Aim: In the records below, locate the line containing "What text is on this page?"; output that line and every following line through the last, exactly.

Extracted material:

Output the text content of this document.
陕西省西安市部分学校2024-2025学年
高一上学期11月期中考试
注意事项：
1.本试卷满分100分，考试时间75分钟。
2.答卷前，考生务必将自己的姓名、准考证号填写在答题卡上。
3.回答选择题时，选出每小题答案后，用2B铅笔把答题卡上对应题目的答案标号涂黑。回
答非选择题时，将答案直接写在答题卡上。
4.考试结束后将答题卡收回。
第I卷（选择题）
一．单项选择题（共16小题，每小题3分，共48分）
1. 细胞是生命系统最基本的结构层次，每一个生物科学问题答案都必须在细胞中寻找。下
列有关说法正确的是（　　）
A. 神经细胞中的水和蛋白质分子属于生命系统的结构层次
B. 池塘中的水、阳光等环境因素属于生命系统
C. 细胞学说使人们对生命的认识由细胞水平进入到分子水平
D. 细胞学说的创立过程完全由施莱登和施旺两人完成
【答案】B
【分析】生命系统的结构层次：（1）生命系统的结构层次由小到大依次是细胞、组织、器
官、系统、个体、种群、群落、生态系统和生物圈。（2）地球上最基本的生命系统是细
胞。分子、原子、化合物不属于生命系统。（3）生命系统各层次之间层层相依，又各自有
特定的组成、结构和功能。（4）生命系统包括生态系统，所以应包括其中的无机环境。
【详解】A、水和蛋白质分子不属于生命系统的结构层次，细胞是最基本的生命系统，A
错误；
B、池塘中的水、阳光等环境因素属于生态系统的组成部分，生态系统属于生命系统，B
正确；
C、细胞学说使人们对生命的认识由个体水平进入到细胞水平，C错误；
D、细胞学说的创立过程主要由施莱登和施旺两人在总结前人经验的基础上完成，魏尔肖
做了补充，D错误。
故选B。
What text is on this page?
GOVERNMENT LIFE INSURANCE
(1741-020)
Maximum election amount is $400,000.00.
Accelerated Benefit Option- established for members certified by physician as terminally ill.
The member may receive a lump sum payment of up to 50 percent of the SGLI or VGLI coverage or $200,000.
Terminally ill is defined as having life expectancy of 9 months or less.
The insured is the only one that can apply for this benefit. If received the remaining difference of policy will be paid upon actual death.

Exercise answer:
What text is on this page?
GOVERNMENT LIFE INSURANCE
(1741-020)
Maximum election amount is $400,000.00.
Accelerated Benefit Option- established for members certified by physician as terminally ill.
The member may receive a lump sum payment of up to 50 percent of the SGLI or VGLI coverage or $200,000.
Terminally ill is defined as having life expectancy of 9 months or less.
The insured is the only one that can apply for this benefit. If received the remaining difference of policy will be paid upon actual death.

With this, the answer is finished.